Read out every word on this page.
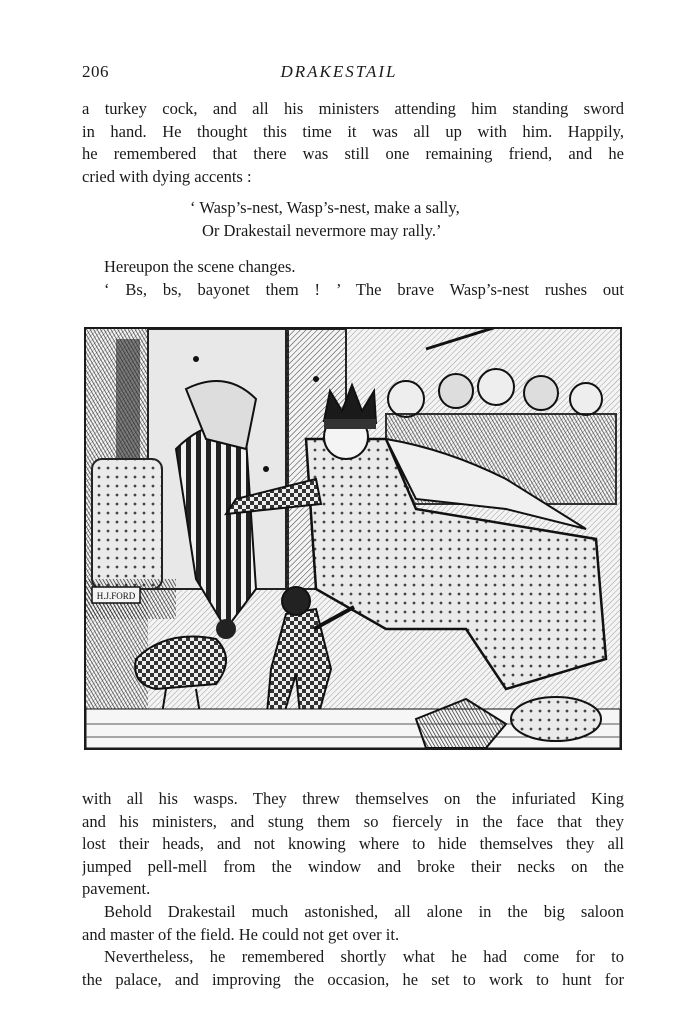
206	DRAKESTAIL
a turkey cock, and all his ministers attending him standing sword
in hand. He thought this time it was all up with him. Happily,
he remembered that there was still one remaining friend, and he
cried with dying accents :
‘ Wasp’s-nest, Wasp’s-nest, make a sally,
Or Drakestail nevermore may rally.’
Hereupon the scene changes.
‘ Bs, bs, bayonet them ! ’ The brave Wasp’s-nest rushes out
H.J.FORD
with all his wasps. They threw themselves on the infuriated King
and his ministers, and stung them so fiercely in the face that they
lost their heads, and not knowing where to hide themselves they all
jumped pell-mell from the window and broke their necks on the
pavement.
Behold Drakestail much astonished, all alone in the big saloon
and master of the field. He could not get over it.
Nevertheless, he remembered shortly what he had come for to
the palace, and improving the occasion, he set to work to hunt for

++++++++++++++++++++

=== PROBLEM REQUIREMENTS ===
In the records above, find each line with the word "remembered" and copy it.

=== CORRECT RESULT ===
he remembered that there was still one remaining friend, and he
Nevertheless, he remembered shortly what he had come for to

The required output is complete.